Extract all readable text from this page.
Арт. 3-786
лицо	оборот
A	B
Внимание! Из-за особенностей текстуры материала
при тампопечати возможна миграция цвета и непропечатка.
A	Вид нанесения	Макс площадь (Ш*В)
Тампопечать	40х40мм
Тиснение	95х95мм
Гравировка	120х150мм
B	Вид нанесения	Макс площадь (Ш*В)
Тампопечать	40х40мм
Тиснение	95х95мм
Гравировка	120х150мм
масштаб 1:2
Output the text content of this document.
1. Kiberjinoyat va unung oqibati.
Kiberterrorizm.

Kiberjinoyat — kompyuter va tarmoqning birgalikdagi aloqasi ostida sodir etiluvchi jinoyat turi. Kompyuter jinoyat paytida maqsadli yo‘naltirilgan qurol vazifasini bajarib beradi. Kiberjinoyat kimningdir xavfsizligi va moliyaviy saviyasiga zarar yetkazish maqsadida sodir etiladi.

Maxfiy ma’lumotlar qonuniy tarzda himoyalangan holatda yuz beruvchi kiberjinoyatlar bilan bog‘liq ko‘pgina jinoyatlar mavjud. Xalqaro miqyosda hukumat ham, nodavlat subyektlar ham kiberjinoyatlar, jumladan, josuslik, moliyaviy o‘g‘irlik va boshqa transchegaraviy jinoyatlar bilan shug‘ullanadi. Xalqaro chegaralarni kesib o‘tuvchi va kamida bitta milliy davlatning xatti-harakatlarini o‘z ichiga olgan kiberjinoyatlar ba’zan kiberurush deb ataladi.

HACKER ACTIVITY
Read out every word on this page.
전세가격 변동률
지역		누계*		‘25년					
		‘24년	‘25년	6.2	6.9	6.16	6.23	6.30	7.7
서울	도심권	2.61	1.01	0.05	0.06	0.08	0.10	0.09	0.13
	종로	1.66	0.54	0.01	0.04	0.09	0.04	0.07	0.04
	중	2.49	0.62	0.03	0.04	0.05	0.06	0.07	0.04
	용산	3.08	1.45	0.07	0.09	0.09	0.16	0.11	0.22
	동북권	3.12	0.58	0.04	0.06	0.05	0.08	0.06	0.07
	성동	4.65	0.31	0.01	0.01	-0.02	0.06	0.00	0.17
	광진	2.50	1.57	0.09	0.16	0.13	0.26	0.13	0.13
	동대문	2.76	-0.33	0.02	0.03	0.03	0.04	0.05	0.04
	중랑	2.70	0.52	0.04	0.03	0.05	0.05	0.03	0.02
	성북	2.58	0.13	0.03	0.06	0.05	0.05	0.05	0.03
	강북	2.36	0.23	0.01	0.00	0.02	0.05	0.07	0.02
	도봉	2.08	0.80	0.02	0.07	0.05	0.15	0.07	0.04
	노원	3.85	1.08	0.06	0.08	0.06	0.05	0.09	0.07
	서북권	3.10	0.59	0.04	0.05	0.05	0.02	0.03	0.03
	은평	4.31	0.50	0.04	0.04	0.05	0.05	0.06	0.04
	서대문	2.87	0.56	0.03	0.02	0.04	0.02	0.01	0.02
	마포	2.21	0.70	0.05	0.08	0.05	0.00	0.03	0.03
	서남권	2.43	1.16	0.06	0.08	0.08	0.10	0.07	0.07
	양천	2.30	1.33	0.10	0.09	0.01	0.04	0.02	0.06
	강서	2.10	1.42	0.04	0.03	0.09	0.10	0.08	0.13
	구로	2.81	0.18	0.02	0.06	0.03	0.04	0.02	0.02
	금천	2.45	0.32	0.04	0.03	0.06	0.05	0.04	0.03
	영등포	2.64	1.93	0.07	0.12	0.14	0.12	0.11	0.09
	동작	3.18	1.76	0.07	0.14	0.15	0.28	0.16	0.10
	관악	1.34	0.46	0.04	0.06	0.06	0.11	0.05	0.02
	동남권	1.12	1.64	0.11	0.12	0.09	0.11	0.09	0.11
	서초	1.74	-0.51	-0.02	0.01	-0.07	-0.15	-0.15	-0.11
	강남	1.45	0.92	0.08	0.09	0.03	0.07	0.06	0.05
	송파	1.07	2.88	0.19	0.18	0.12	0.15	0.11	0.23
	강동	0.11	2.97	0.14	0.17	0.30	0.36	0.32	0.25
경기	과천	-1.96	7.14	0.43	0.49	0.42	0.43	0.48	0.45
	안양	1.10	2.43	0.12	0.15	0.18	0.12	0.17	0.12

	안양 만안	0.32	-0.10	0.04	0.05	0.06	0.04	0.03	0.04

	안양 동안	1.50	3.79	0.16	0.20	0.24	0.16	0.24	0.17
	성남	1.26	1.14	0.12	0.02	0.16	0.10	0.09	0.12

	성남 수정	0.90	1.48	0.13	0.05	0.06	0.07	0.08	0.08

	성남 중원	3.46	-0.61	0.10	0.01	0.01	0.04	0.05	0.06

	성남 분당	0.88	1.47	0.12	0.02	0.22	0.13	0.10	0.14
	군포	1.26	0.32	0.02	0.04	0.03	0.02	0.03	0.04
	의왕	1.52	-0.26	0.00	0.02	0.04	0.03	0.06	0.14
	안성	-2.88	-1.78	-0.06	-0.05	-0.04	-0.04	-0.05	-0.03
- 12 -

________________________

_REQUIREMENTS_:
Check all the records above and select each line where the string "text" is found.

_TASK RESPONSE_:
Extract all readable text from this page.
Output the text content of this document.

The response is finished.